Exercise aim:
Return all lines with the word "国家发展改革委" in them.
═════ Supplied entries
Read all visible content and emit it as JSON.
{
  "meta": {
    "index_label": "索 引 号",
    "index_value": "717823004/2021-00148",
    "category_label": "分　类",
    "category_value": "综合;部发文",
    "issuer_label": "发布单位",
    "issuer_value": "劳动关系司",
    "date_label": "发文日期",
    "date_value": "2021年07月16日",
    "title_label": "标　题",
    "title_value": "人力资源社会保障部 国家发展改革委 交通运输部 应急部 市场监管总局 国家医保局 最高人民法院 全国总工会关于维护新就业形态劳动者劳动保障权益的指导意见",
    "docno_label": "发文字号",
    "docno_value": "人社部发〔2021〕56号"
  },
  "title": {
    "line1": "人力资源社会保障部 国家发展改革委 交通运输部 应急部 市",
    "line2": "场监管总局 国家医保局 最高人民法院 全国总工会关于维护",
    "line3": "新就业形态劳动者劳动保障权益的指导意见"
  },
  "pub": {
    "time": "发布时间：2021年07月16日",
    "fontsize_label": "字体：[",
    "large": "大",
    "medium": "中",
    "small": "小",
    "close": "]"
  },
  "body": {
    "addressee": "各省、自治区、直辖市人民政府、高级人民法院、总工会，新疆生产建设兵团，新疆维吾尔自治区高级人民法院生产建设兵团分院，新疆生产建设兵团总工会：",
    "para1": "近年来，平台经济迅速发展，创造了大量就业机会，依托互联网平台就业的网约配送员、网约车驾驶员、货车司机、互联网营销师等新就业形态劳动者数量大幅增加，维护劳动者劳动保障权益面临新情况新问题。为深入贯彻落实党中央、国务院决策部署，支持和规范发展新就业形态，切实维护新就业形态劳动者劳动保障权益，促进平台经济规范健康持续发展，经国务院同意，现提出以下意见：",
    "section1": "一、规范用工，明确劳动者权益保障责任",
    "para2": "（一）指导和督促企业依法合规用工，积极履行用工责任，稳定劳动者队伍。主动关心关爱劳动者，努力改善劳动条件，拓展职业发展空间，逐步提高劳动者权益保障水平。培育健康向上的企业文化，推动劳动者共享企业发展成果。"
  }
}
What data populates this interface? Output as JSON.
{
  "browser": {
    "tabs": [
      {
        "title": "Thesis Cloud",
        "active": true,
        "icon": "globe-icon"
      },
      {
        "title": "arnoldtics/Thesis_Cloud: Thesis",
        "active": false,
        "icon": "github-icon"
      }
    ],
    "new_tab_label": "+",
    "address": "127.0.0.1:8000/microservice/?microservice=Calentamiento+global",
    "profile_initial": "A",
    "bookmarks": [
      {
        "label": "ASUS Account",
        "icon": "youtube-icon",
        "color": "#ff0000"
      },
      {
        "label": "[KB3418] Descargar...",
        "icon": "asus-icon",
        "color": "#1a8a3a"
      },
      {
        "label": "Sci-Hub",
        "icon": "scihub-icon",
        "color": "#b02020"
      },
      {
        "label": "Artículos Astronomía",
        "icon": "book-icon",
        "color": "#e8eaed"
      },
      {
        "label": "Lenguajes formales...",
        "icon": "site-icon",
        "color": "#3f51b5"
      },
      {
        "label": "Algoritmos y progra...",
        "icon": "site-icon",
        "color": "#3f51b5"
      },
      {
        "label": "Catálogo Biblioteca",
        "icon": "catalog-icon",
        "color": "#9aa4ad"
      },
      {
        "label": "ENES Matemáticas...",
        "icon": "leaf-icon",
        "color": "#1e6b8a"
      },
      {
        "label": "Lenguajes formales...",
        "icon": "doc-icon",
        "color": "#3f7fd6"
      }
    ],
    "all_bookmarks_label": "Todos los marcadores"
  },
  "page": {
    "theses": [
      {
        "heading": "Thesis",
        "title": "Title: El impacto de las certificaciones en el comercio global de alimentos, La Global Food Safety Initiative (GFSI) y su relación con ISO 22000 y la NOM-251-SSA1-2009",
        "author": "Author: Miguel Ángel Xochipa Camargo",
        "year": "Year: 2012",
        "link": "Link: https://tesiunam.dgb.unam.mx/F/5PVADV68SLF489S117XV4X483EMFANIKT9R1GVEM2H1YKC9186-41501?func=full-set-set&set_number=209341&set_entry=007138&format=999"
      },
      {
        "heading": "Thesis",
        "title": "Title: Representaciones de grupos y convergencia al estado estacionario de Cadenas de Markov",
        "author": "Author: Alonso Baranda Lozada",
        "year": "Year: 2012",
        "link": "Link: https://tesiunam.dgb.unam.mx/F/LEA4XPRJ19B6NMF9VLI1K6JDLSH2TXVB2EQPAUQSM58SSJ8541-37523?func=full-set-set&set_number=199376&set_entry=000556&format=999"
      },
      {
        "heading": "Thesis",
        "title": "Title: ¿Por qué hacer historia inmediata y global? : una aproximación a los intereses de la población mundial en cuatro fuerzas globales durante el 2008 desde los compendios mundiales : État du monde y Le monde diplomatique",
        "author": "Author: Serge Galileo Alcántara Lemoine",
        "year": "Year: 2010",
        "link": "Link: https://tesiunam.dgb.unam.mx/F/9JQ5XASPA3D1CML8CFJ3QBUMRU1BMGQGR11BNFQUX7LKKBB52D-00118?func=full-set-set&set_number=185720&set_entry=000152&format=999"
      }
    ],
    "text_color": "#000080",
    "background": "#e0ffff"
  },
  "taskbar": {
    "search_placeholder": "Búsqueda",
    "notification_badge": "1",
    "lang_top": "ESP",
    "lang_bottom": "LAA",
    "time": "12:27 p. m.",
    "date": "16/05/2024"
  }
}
══════════
The output:
    "title_value": "人力资源社会保障部 国家发展改革委 交通运输部 应急部 市场监管总局 国家医保局 最高人民法院 全国总工会关于维护新就业形态劳动者劳动保障权益的指导意见",
    "line1": "人力资源社会保障部 国家发展改革委 交通运输部 应急部 市",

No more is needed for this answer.